▶ RECORDS PROVIDED
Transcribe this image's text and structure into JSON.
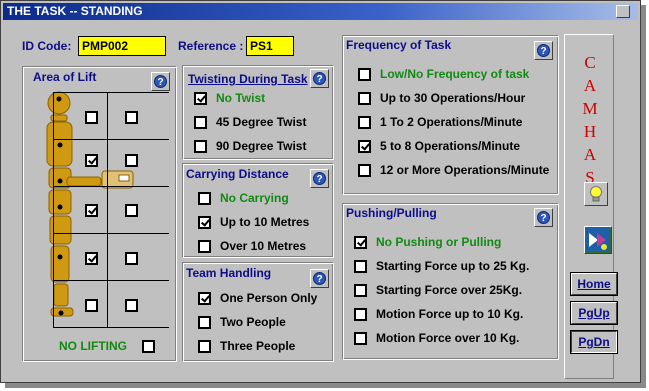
{
  "window": {
    "title": "THE TASK -- STANDING"
  },
  "header": {
    "id_label": "ID Code:",
    "id_value": "PMP002",
    "ref_label": "Reference :",
    "ref_value": "PS1"
  },
  "area_of_lift": {
    "title": "Area of Lift",
    "rows": [
      {
        "left": false,
        "right": false
      },
      {
        "left": true,
        "right": false
      },
      {
        "left": true,
        "right": false
      },
      {
        "left": true,
        "right": false
      },
      {
        "left": false,
        "right": false
      }
    ],
    "no_lifting_label": "NO LIFTING",
    "no_lifting_checked": false
  },
  "twisting": {
    "title": "Twisting During Task",
    "options": [
      {
        "label": "No Twist",
        "checked": true,
        "green": true
      },
      {
        "label": "45 Degree Twist",
        "checked": false,
        "green": false
      },
      {
        "label": "90 Degree Twist",
        "checked": false,
        "green": false
      }
    ]
  },
  "carrying": {
    "title": "Carrying Distance",
    "options": [
      {
        "label": "No Carrying",
        "checked": false,
        "green": true
      },
      {
        "label": "Up to 10 Metres",
        "checked": true,
        "green": false
      },
      {
        "label": "Over 10 Metres",
        "checked": false,
        "green": false
      }
    ]
  },
  "team": {
    "title": "Team Handling",
    "options": [
      {
        "label": "One Person Only",
        "checked": true,
        "green": false
      },
      {
        "label": "Two People",
        "checked": false,
        "green": false
      },
      {
        "label": "Three People",
        "checked": false,
        "green": false
      }
    ]
  },
  "frequency": {
    "title": "Frequency of Task",
    "options": [
      {
        "label": "Low/No Frequency of task",
        "checked": false,
        "green": true
      },
      {
        "label": "Up to 30 Operations/Hour",
        "checked": false,
        "green": false
      },
      {
        "label": "1 To 2 Operations/Minute",
        "checked": false,
        "green": false
      },
      {
        "label": "5 to 8 Operations/Minute",
        "checked": true,
        "green": false
      },
      {
        "label": "12 or More Operations/Minute",
        "checked": false,
        "green": false
      }
    ]
  },
  "pushing": {
    "title": "Pushing/Pulling",
    "options": [
      {
        "label": "No Pushing or Pulling",
        "checked": true,
        "green": true
      },
      {
        "label": "Starting Force up to 25 Kg.",
        "checked": false,
        "green": false
      },
      {
        "label": "Starting Force over 25Kg.",
        "checked": false,
        "green": false
      },
      {
        "label": "Motion Force up to 10 Kg.",
        "checked": false,
        "green": false
      },
      {
        "label": "Motion Force over 10 Kg.",
        "checked": false,
        "green": false
      }
    ]
  },
  "sidebar": {
    "letters": [
      "C",
      "A",
      "M",
      "H",
      "A",
      "S"
    ],
    "icons": [
      "lightbulb-icon",
      "arrows-icon"
    ],
    "buttons": {
      "home": "Home",
      "pgup": "PgUp",
      "pgdn": "PgDn"
    }
  },
  "help_label": "?"
}
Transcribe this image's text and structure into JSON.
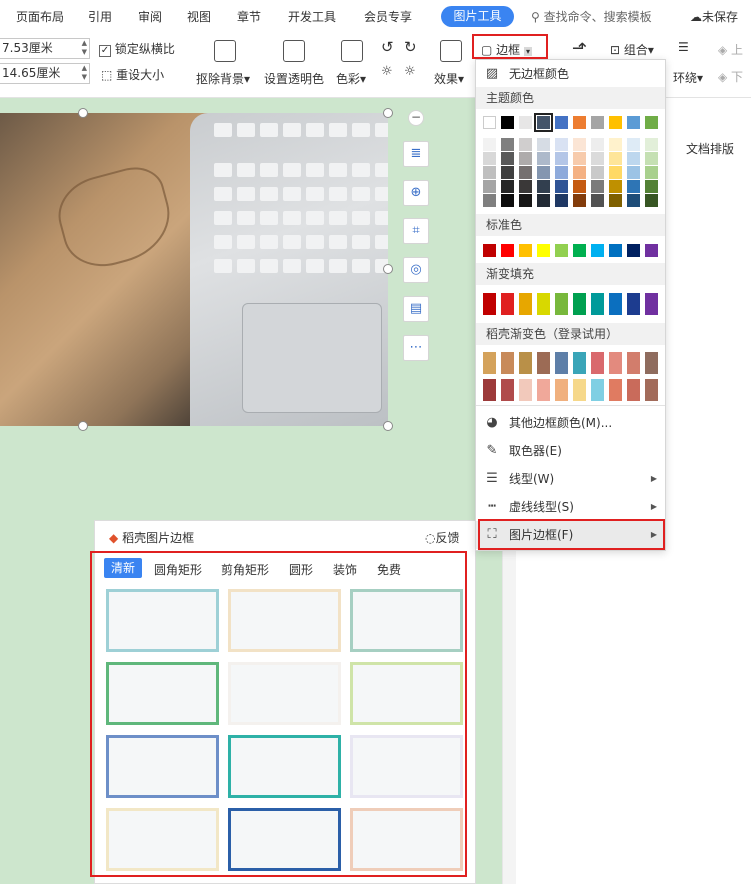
{
  "tabs": [
    {
      "label": "页面布局"
    },
    {
      "label": "引用"
    },
    {
      "label": "审阅"
    },
    {
      "label": "视图"
    },
    {
      "label": "章节"
    },
    {
      "label": "开发工具"
    },
    {
      "label": "会员专享"
    }
  ],
  "active_tab": "图片工具",
  "search_label": "查找命令、搜索模板",
  "unsaved_label": "未保存",
  "toolbar": {
    "width_value": "7.53厘米",
    "height_value": "14.65厘米",
    "lock_ratio": "锁定纵横比",
    "lock_checked": true,
    "reset_size": "重设大小",
    "remove_bg": "抠除背景",
    "set_transparent": "设置透明色",
    "color": "色彩",
    "effects": "效果",
    "border": "边框",
    "group": "组合",
    "wrap": "环绕",
    "up": "上",
    "down": "下"
  },
  "right_pane": {
    "doc_layout": "文档排版"
  },
  "dropdown": {
    "no_border_color": "无边框颜色",
    "theme_colors_label": "主题颜色",
    "theme_top": [
      "#ffffff",
      "#000000",
      "#e7e6e6",
      "#44546a",
      "#4472c4",
      "#ed7d31",
      "#a5a5a5",
      "#ffc000",
      "#5b9bd5",
      "#70ad47"
    ],
    "theme_shades": [
      [
        "#f2f2f2",
        "#7f7f7f",
        "#d0cece",
        "#d6dce4",
        "#d9e2f3",
        "#fbe5d5",
        "#ededed",
        "#fff2cc",
        "#deebf6",
        "#e2efd9"
      ],
      [
        "#d8d8d8",
        "#595959",
        "#aeabab",
        "#adb9ca",
        "#b4c6e7",
        "#f7cbac",
        "#dbdbdb",
        "#fee599",
        "#bdd7ee",
        "#c5e0b3"
      ],
      [
        "#bfbfbf",
        "#3f3f3f",
        "#757070",
        "#8496b0",
        "#8eaadb",
        "#f4b183",
        "#c9c9c9",
        "#ffd965",
        "#9cc3e5",
        "#a8d08d"
      ],
      [
        "#a5a5a5",
        "#262626",
        "#3a3838",
        "#323f4f",
        "#2f5496",
        "#c55a11",
        "#7b7b7b",
        "#bf9000",
        "#2e75b5",
        "#538135"
      ],
      [
        "#7f7f7f",
        "#0c0c0c",
        "#171616",
        "#222a35",
        "#1f3864",
        "#833c0b",
        "#525252",
        "#7f6000",
        "#1e4d78",
        "#375623"
      ]
    ],
    "standard_label": "标准色",
    "standard": [
      "#c00000",
      "#ff0000",
      "#ffc000",
      "#ffff00",
      "#92d050",
      "#00b050",
      "#00b0f0",
      "#0070c0",
      "#002060",
      "#7030a0"
    ],
    "gradient_label": "渐变填充",
    "gradient": [
      "#c00000",
      "#e02020",
      "#e7a700",
      "#d8d800",
      "#78b83c",
      "#00a050",
      "#009a9a",
      "#0b6fbf",
      "#1d3c8f",
      "#7030a0"
    ],
    "daoke_label": "稻壳渐变色（登录试用）",
    "daoke_row1": [
      "#d4a25b",
      "#c88a5a",
      "#b99048",
      "#9c6b55",
      "#5e7fa8",
      "#3aa5b8",
      "#d9696d",
      "#e38a7e",
      "#d27d6c",
      "#8f6c5e"
    ],
    "daoke_row2": [
      "#9c3a3a",
      "#b04b4b",
      "#f2c9bb",
      "#f0a89a",
      "#f0b07e",
      "#f6d88a",
      "#7fcfe3",
      "#e07b61",
      "#c96b5b",
      "#a26b5a"
    ],
    "more_colors": "其他边框颜色(M)...",
    "eyedropper": "取色器(E)",
    "line_type": "线型(W)",
    "dash_type": "虚线线型(S)",
    "picture_frame": "图片边框(F)"
  },
  "frames_panel": {
    "title": "稻壳图片边框",
    "feedback": "反馈",
    "tabs": [
      {
        "label": "清新"
      },
      {
        "label": "圆角矩形"
      },
      {
        "label": "剪角矩形"
      },
      {
        "label": "圆形"
      },
      {
        "label": "装饰"
      },
      {
        "label": "免费"
      }
    ],
    "frame_colors": [
      "#9ed0d6",
      "#f2e2c6",
      "#a6cfc2",
      "#5fb77b",
      "#f4f1ee",
      "#cfe4a8",
      "#6d8fc8",
      "#2eb1a7",
      "#e8e6f2",
      "#f2e7c6",
      "#2b5fa8",
      "#efcdb9"
    ]
  }
}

▶ PROBLEM TO SOLVE
Reproduce every record word for word. The copy must contain no pictures.

▶ RIGHT ANSWER
Transcribe this image's text and structure into JSON.
{
  "window": {
    "title": "THE TASK -- STANDING"
  },
  "header": {
    "id_label": "ID Code:",
    "id_value": "PMP002",
    "ref_label": "Reference :",
    "ref_value": "PS1"
  },
  "area_of_lift": {
    "title": "Area of Lift",
    "rows": [
      {
        "left": false,
        "right": false
      },
      {
        "left": true,
        "right": false
      },
      {
        "left": true,
        "right": false
      },
      {
        "left": true,
        "right": false
      },
      {
        "left": false,
        "right": false
      }
    ],
    "no_lifting_label": "NO LIFTING",
    "no_lifting_checked": false
  },
  "twisting": {
    "title": "Twisting During Task",
    "options": [
      {
        "label": "No Twist",
        "checked": true,
        "green": true
      },
      {
        "label": "45 Degree Twist",
        "checked": false,
        "green": false
      },
      {
        "label": "90 Degree Twist",
        "checked": false,
        "green": false
      }
    ]
  },
  "carrying": {
    "title": "Carrying Distance",
    "options": [
      {
        "label": "No Carrying",
        "checked": false,
        "green": true
      },
      {
        "label": "Up to 10 Metres",
        "checked": true,
        "green": false
      },
      {
        "label": "Over 10 Metres",
        "checked": false,
        "green": false
      }
    ]
  },
  "team": {
    "title": "Team Handling",
    "options": [
      {
        "label": "One Person Only",
        "checked": true,
        "green": false
      },
      {
        "label": "Two People",
        "checked": false,
        "green": false
      },
      {
        "label": "Three People",
        "checked": false,
        "green": false
      }
    ]
  },
  "frequency": {
    "title": "Frequency of Task",
    "options": [
      {
        "label": "Low/No Frequency of task",
        "checked": false,
        "green": true
      },
      {
        "label": "Up to 30 Operations/Hour",
        "checked": false,
        "green": false
      },
      {
        "label": "1 To 2 Operations/Minute",
        "checked": false,
        "green": false
      },
      {
        "label": "5 to 8 Operations/Minute",
        "checked": true,
        "green": false
      },
      {
        "label": "12 or More Operations/Minute",
        "checked": false,
        "green": false
      }
    ]
  },
  "pushing": {
    "title": "Pushing/Pulling",
    "options": [
      {
        "label": "No Pushing or Pulling",
        "checked": true,
        "green": true
      },
      {
        "label": "Starting Force up to 25 Kg.",
        "checked": false,
        "green": false
      },
      {
        "label": "Starting Force over 25Kg.",
        "checked": false,
        "green": false
      },
      {
        "label": "Motion Force up to 10 Kg.",
        "checked": false,
        "green": false
      },
      {
        "label": "Motion Force over 10 Kg.",
        "checked": false,
        "green": false
      }
    ]
  },
  "sidebar": {
    "letters": [
      "C",
      "A",
      "M",
      "H",
      "A",
      "S"
    ],
    "icons": [
      "lightbulb-icon",
      "arrows-icon"
    ],
    "buttons": {
      "home": "Home",
      "pgup": "PgUp",
      "pgdn": "PgDn"
    }
  },
  "help_label": "?"
}
Transcribe this image's text and structure into JSON.
{
  "tabs": [
    {
      "label": "页面布局"
    },
    {
      "label": "引用"
    },
    {
      "label": "审阅"
    },
    {
      "label": "视图"
    },
    {
      "label": "章节"
    },
    {
      "label": "开发工具"
    },
    {
      "label": "会员专享"
    }
  ],
  "active_tab": "图片工具",
  "search_label": "查找命令、搜索模板",
  "unsaved_label": "未保存",
  "toolbar": {
    "width_value": "7.53厘米",
    "height_value": "14.65厘米",
    "lock_ratio": "锁定纵横比",
    "lock_checked": true,
    "reset_size": "重设大小",
    "remove_bg": "抠除背景",
    "set_transparent": "设置透明色",
    "color": "色彩",
    "effects": "效果",
    "border": "边框",
    "group": "组合",
    "wrap": "环绕",
    "up": "上",
    "down": "下"
  },
  "right_pane": {
    "doc_layout": "文档排版"
  },
  "dropdown": {
    "no_border_color": "无边框颜色",
    "theme_colors_label": "主题颜色",
    "theme_top": [
      "#ffffff",
      "#000000",
      "#e7e6e6",
      "#44546a",
      "#4472c4",
      "#ed7d31",
      "#a5a5a5",
      "#ffc000",
      "#5b9bd5",
      "#70ad47"
    ],
    "theme_shades": [
      [
        "#f2f2f2",
        "#7f7f7f",
        "#d0cece",
        "#d6dce4",
        "#d9e2f3",
        "#fbe5d5",
        "#ededed",
        "#fff2cc",
        "#deebf6",
        "#e2efd9"
      ],
      [
        "#d8d8d8",
        "#595959",
        "#aeabab",
        "#adb9ca",
        "#b4c6e7",
        "#f7cbac",
        "#dbdbdb",
        "#fee599",
        "#bdd7ee",
        "#c5e0b3"
      ],
      [
        "#bfbfbf",
        "#3f3f3f",
        "#757070",
        "#8496b0",
        "#8eaadb",
        "#f4b183",
        "#c9c9c9",
        "#ffd965",
        "#9cc3e5",
        "#a8d08d"
      ],
      [
        "#a5a5a5",
        "#262626",
        "#3a3838",
        "#323f4f",
        "#2f5496",
        "#c55a11",
        "#7b7b7b",
        "#bf9000",
        "#2e75b5",
        "#538135"
      ],
      [
        "#7f7f7f",
        "#0c0c0c",
        "#171616",
        "#222a35",
        "#1f3864",
        "#833c0b",
        "#525252",
        "#7f6000",
        "#1e4d78",
        "#375623"
      ]
    ],
    "standard_label": "标准色",
    "standard": [
      "#c00000",
      "#ff0000",
      "#ffc000",
      "#ffff00",
      "#92d050",
      "#00b050",
      "#00b0f0",
      "#0070c0",
      "#002060",
      "#7030a0"
    ],
    "gradient_label": "渐变填充",
    "gradient": [
      "#c00000",
      "#e02020",
      "#e7a700",
      "#d8d800",
      "#78b83c",
      "#00a050",
      "#009a9a",
      "#0b6fbf",
      "#1d3c8f",
      "#7030a0"
    ],
    "daoke_label": "稻壳渐变色（登录试用）",
    "daoke_row1": [
      "#d4a25b",
      "#c88a5a",
      "#b99048",
      "#9c6b55",
      "#5e7fa8",
      "#3aa5b8",
      "#d9696d",
      "#e38a7e",
      "#d27d6c",
      "#8f6c5e"
    ],
    "daoke_row2": [
      "#9c3a3a",
      "#b04b4b",
      "#f2c9bb",
      "#f0a89a",
      "#f0b07e",
      "#f6d88a",
      "#7fcfe3",
      "#e07b61",
      "#c96b5b",
      "#a26b5a"
    ],
    "more_colors": "其他边框颜色(M)...",
    "eyedropper": "取色器(E)",
    "line_type": "线型(W)",
    "dash_type": "虚线线型(S)",
    "picture_frame": "图片边框(F)"
  },
  "frames_panel": {
    "title": "稻壳图片边框",
    "feedback": "反馈",
    "tabs": [
      {
        "label": "清新"
      },
      {
        "label": "圆角矩形"
      },
      {
        "label": "剪角矩形"
      },
      {
        "label": "圆形"
      },
      {
        "label": "装饰"
      },
      {
        "label": "免费"
      }
    ],
    "frame_colors": [
      "#9ed0d6",
      "#f2e2c6",
      "#a6cfc2",
      "#5fb77b",
      "#f4f1ee",
      "#cfe4a8",
      "#6d8fc8",
      "#2eb1a7",
      "#e8e6f2",
      "#f2e7c6",
      "#2b5fa8",
      "#efcdb9"
    ]
  }
}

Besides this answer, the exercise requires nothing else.